- [Instructions for the task] Print each of the entries exactly, leaving nothing out.
**** Provided records ****
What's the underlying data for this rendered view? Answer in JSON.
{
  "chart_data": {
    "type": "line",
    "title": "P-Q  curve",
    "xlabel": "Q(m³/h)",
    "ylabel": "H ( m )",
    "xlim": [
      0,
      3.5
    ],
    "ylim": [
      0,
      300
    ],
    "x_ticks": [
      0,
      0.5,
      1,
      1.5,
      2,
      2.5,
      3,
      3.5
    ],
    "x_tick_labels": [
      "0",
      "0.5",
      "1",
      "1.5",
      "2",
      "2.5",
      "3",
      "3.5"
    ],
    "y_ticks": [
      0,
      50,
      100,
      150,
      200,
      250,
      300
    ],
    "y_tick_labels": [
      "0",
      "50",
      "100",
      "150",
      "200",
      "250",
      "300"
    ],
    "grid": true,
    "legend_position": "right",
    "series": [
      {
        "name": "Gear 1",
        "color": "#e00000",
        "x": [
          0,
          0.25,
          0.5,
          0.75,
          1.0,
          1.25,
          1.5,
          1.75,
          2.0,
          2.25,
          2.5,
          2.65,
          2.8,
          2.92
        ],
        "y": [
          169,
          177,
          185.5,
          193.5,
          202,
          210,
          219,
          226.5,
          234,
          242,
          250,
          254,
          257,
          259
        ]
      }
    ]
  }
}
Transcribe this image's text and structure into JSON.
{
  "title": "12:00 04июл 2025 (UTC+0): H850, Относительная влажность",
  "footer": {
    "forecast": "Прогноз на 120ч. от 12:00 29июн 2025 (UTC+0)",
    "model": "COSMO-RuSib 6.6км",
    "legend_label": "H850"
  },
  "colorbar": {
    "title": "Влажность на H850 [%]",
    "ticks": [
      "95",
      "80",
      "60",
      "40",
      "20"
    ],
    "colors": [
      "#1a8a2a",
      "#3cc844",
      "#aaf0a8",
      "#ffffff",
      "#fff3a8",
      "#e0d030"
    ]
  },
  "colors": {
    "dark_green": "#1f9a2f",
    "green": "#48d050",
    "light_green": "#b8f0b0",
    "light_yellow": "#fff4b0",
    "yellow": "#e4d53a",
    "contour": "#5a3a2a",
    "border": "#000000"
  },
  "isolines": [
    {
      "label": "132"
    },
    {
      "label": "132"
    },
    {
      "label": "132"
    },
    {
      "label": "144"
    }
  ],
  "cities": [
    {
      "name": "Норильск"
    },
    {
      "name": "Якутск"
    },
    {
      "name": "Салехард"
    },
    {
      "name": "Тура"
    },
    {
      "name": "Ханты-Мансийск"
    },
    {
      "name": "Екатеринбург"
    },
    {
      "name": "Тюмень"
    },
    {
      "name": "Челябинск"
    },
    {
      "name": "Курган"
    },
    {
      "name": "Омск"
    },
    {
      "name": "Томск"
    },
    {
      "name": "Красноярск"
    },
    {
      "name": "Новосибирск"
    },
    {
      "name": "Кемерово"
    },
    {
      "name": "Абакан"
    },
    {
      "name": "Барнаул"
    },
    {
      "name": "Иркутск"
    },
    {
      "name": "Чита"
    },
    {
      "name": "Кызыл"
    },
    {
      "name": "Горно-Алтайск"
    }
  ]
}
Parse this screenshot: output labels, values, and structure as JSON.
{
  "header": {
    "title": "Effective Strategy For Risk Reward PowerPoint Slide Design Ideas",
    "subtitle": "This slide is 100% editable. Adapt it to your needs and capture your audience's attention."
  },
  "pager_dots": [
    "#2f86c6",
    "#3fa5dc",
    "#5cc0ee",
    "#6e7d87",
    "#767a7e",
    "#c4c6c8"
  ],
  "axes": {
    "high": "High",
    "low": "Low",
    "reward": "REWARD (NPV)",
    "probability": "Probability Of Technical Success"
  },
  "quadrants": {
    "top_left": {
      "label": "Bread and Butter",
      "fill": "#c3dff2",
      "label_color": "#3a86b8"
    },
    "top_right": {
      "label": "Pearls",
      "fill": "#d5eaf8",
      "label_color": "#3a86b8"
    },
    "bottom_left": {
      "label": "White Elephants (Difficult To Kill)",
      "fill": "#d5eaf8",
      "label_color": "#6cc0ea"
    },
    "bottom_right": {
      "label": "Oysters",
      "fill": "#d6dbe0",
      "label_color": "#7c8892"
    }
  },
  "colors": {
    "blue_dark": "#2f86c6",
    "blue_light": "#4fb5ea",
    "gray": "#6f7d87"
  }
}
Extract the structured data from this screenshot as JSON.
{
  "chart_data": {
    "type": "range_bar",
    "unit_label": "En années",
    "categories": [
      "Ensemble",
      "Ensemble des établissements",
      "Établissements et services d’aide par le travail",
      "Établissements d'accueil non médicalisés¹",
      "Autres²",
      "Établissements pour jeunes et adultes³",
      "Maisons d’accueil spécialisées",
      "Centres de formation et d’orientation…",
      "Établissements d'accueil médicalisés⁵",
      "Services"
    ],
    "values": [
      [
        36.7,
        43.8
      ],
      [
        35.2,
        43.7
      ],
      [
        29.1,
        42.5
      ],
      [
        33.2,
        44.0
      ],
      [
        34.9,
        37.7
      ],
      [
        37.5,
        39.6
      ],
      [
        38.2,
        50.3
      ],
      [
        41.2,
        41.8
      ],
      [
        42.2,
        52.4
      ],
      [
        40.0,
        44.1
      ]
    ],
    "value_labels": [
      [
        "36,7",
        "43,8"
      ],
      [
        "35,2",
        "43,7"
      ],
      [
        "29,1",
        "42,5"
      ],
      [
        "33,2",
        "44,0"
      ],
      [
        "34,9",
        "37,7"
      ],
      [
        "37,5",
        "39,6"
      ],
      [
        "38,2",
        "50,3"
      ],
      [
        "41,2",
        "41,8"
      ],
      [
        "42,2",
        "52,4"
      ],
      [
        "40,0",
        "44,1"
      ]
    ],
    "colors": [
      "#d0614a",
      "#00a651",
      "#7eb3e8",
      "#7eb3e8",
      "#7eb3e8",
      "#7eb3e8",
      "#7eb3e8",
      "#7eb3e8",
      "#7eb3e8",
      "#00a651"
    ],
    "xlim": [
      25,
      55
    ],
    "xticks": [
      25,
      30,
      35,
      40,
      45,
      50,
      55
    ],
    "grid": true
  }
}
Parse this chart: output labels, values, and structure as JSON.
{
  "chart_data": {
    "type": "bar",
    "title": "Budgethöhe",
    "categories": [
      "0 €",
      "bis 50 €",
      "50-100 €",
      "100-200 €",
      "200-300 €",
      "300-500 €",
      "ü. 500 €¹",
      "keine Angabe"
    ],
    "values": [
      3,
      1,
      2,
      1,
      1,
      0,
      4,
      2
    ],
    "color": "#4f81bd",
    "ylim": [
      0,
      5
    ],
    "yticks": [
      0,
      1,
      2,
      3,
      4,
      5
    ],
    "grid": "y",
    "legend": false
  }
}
****
- [Response]
What's the underlying data for this rendered view? Answer in JSON.
{
  "chart_data": {
    "type": "line",
    "title": "P-Q  curve",
    "xlabel": "Q(m³/h)",
    "ylabel": "H ( m )",
    "xlim": [
      0,
      3.5
    ],
    "ylim": [
      0,
      300
    ],
    "x_ticks": [
      0,
      0.5,
      1,
      1.5,
      2,
      2.5,
      3,
      3.5
    ],
    "x_tick_labels": [
      "0",
      "0.5",
      "1",
      "1.5",
      "2",
      "2.5",
      "3",
      "3.5"
    ],
    "y_ticks": [
      0,
      50,
      100,
      150,
      200,
      250,
      300
    ],
    "y_tick_labels": [
      "0",
      "50",
      "100",
      "150",
      "200",
      "250",
      "300"
    ],
    "grid": true,
    "legend_position": "right",
    "series": [
      {
        "name": "Gear 1",
        "color": "#e00000",
        "x": [
          0,
          0.25,
          0.5,
          0.75,
          1.0,
          1.25,
          1.5,
          1.75,
          2.0,
          2.25,
          2.5,
          2.65,
          2.8,
          2.92
        ],
        "y": [
          169,
          177,
          185.5,
          193.5,
          202,
          210,
          219,
          226.5,
          234,
          242,
          250,
          254,
          257,
          259
        ]
      }
    ]
  }
}
Transcribe this image's text and structure into JSON.
{
  "title": "12:00 04июл 2025 (UTC+0): H850, Относительная влажность",
  "footer": {
    "forecast": "Прогноз на 120ч. от 12:00 29июн 2025 (UTC+0)",
    "model": "COSMO-RuSib 6.6км",
    "legend_label": "H850"
  },
  "colorbar": {
    "title": "Влажность на H850 [%]",
    "ticks": [
      "95",
      "80",
      "60",
      "40",
      "20"
    ],
    "colors": [
      "#1a8a2a",
      "#3cc844",
      "#aaf0a8",
      "#ffffff",
      "#fff3a8",
      "#e0d030"
    ]
  },
  "colors": {
    "dark_green": "#1f9a2f",
    "green": "#48d050",
    "light_green": "#b8f0b0",
    "light_yellow": "#fff4b0",
    "yellow": "#e4d53a",
    "contour": "#5a3a2a",
    "border": "#000000"
  },
  "isolines": [
    {
      "label": "132"
    },
    {
      "label": "132"
    },
    {
      "label": "132"
    },
    {
      "label": "144"
    }
  ],
  "cities": [
    {
      "name": "Норильск"
    },
    {
      "name": "Якутск"
    },
    {
      "name": "Салехард"
    },
    {
      "name": "Тура"
    },
    {
      "name": "Ханты-Мансийск"
    },
    {
      "name": "Екатеринбург"
    },
    {
      "name": "Тюмень"
    },
    {
      "name": "Челябинск"
    },
    {
      "name": "Курган"
    },
    {
      "name": "Омск"
    },
    {
      "name": "Томск"
    },
    {
      "name": "Красноярск"
    },
    {
      "name": "Новосибирск"
    },
    {
      "name": "Кемерово"
    },
    {
      "name": "Абакан"
    },
    {
      "name": "Барнаул"
    },
    {
      "name": "Иркутск"
    },
    {
      "name": "Чита"
    },
    {
      "name": "Кызыл"
    },
    {
      "name": "Горно-Алтайск"
    }
  ]
}
Parse this screenshot: output labels, values, and structure as JSON.
{
  "header": {
    "title": "Effective Strategy For Risk Reward PowerPoint Slide Design Ideas",
    "subtitle": "This slide is 100% editable. Adapt it to your needs and capture your audience's attention."
  },
  "pager_dots": [
    "#2f86c6",
    "#3fa5dc",
    "#5cc0ee",
    "#6e7d87",
    "#767a7e",
    "#c4c6c8"
  ],
  "axes": {
    "high": "High",
    "low": "Low",
    "reward": "REWARD (NPV)",
    "probability": "Probability Of Technical Success"
  },
  "quadrants": {
    "top_left": {
      "label": "Bread and Butter",
      "fill": "#c3dff2",
      "label_color": "#3a86b8"
    },
    "top_right": {
      "label": "Pearls",
      "fill": "#d5eaf8",
      "label_color": "#3a86b8"
    },
    "bottom_left": {
      "label": "White Elephants (Difficult To Kill)",
      "fill": "#d5eaf8",
      "label_color": "#6cc0ea"
    },
    "bottom_right": {
      "label": "Oysters",
      "fill": "#d6dbe0",
      "label_color": "#7c8892"
    }
  },
  "colors": {
    "blue_dark": "#2f86c6",
    "blue_light": "#4fb5ea",
    "gray": "#6f7d87"
  }
}
Extract the structured data from this screenshot as JSON.
{
  "chart_data": {
    "type": "range_bar",
    "unit_label": "En années",
    "categories": [
      "Ensemble",
      "Ensemble des établissements",
      "Établissements et services d’aide par le travail",
      "Établissements d'accueil non médicalisés¹",
      "Autres²",
      "Établissements pour jeunes et adultes³",
      "Maisons d’accueil spécialisées",
      "Centres de formation et d’orientation…",
      "Établissements d'accueil médicalisés⁵",
      "Services"
    ],
    "values": [
      [
        36.7,
        43.8
      ],
      [
        35.2,
        43.7
      ],
      [
        29.1,
        42.5
      ],
      [
        33.2,
        44.0
      ],
      [
        34.9,
        37.7
      ],
      [
        37.5,
        39.6
      ],
      [
        38.2,
        50.3
      ],
      [
        41.2,
        41.8
      ],
      [
        42.2,
        52.4
      ],
      [
        40.0,
        44.1
      ]
    ],
    "value_labels": [
      [
        "36,7",
        "43,8"
      ],
      [
        "35,2",
        "43,7"
      ],
      [
        "29,1",
        "42,5"
      ],
      [
        "33,2",
        "44,0"
      ],
      [
        "34,9",
        "37,7"
      ],
      [
        "37,5",
        "39,6"
      ],
      [
        "38,2",
        "50,3"
      ],
      [
        "41,2",
        "41,8"
      ],
      [
        "42,2",
        "52,4"
      ],
      [
        "40,0",
        "44,1"
      ]
    ],
    "colors": [
      "#d0614a",
      "#00a651",
      "#7eb3e8",
      "#7eb3e8",
      "#7eb3e8",
      "#7eb3e8",
      "#7eb3e8",
      "#7eb3e8",
      "#7eb3e8",
      "#00a651"
    ],
    "xlim": [
      25,
      55
    ],
    "xticks": [
      25,
      30,
      35,
      40,
      45,
      50,
      55
    ],
    "grid": true
  }
}
Parse this chart: output labels, values, and structure as JSON.
{
  "chart_data": {
    "type": "bar",
    "title": "Budgethöhe",
    "categories": [
      "0 €",
      "bis 50 €",
      "50-100 €",
      "100-200 €",
      "200-300 €",
      "300-500 €",
      "ü. 500 €¹",
      "keine Angabe"
    ],
    "values": [
      3,
      1,
      2,
      1,
      1,
      0,
      4,
      2
    ],
    "color": "#4f81bd",
    "ylim": [
      0,
      5
    ],
    "yticks": [
      0,
      1,
      2,
      3,
      4,
      5
    ],
    "grid": "y",
    "legend": false
  }
}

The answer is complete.